(Rows from a figure dataset)

-------------------------

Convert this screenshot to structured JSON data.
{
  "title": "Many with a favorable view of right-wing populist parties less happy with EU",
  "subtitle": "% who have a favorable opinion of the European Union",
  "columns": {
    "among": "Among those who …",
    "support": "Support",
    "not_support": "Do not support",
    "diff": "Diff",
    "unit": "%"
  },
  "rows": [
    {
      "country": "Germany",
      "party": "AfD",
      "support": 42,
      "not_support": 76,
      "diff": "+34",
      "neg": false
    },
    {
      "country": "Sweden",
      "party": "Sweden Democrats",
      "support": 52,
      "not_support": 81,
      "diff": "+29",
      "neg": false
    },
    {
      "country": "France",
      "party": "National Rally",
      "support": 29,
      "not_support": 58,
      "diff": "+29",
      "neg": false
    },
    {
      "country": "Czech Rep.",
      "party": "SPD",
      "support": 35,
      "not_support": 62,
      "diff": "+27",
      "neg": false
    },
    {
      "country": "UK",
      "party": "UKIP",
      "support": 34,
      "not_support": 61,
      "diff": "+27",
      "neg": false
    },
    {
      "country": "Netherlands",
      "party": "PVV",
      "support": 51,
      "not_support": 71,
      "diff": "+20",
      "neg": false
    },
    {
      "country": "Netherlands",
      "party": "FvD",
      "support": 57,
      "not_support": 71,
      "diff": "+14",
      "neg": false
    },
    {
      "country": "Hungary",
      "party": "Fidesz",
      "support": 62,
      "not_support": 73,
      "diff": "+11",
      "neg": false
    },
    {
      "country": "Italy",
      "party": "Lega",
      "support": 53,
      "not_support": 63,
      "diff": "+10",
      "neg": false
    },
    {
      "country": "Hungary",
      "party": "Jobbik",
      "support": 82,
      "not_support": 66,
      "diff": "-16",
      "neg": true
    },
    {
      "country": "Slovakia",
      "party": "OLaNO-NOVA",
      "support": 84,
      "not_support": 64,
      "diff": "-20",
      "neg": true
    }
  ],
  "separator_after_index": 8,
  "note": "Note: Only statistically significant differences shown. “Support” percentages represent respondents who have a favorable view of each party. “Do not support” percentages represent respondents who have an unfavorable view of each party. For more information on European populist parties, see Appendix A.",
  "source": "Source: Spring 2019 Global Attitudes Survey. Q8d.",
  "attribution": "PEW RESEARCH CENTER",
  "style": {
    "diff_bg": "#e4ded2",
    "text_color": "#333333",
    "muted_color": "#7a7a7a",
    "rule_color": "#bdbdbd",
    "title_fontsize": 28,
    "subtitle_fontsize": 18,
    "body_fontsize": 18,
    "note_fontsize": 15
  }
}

-------------------------

*Exercise details*:
Extract, word for word, each line of the listing above.

*The answer*:
Convert this screenshot to structured JSON data.
{
  "title": "Many with a favorable view of right-wing populist parties less happy with EU",
  "subtitle": "% who have a favorable opinion of the European Union",
  "columns": {
    "among": "Among those who …",
    "support": "Support",
    "not_support": "Do not support",
    "diff": "Diff",
    "unit": "%"
  },
  "rows": [
    {
      "country": "Germany",
      "party": "AfD",
      "support": 42,
      "not_support": 76,
      "diff": "+34",
      "neg": false
    },
    {
      "country": "Sweden",
      "party": "Sweden Democrats",
      "support": 52,
      "not_support": 81,
      "diff": "+29",
      "neg": false
    },
    {
      "country": "France",
      "party": "National Rally",
      "support": 29,
      "not_support": 58,
      "diff": "+29",
      "neg": false
    },
    {
      "country": "Czech Rep.",
      "party": "SPD",
      "support": 35,
      "not_support": 62,
      "diff": "+27",
      "neg": false
    },
    {
      "country": "UK",
      "party": "UKIP",
      "support": 34,
      "not_support": 61,
      "diff": "+27",
      "neg": false
    },
    {
      "country": "Netherlands",
      "party": "PVV",
      "support": 51,
      "not_support": 71,
      "diff": "+20",
      "neg": false
    },
    {
      "country": "Netherlands",
      "party": "FvD",
      "support": 57,
      "not_support": 71,
      "diff": "+14",
      "neg": false
    },
    {
      "country": "Hungary",
      "party": "Fidesz",
      "support": 62,
      "not_support": 73,
      "diff": "+11",
      "neg": false
    },
    {
      "country": "Italy",
      "party": "Lega",
      "support": 53,
      "not_support": 63,
      "diff": "+10",
      "neg": false
    },
    {
      "country": "Hungary",
      "party": "Jobbik",
      "support": 82,
      "not_support": 66,
      "diff": "-16",
      "neg": true
    },
    {
      "country": "Slovakia",
      "party": "OLaNO-NOVA",
      "support": 84,
      "not_support": 64,
      "diff": "-20",
      "neg": true
    }
  ],
  "separator_after_index": 8,
  "note": "Note: Only statistically significant differences shown. “Support” percentages represent respondents who have a favorable view of each party. “Do not support” percentages represent respondents who have an unfavorable view of each party. For more information on European populist parties, see Appendix A.",
  "source": "Source: Spring 2019 Global Attitudes Survey. Q8d.",
  "attribution": "PEW RESEARCH CENTER",
  "style": {
    "diff_bg": "#e4ded2",
    "text_color": "#333333",
    "muted_color": "#7a7a7a",
    "rule_color": "#bdbdbd",
    "title_fontsize": 28,
    "subtitle_fontsize": 18,
    "body_fontsize": 18,
    "note_fontsize": 15
  }
}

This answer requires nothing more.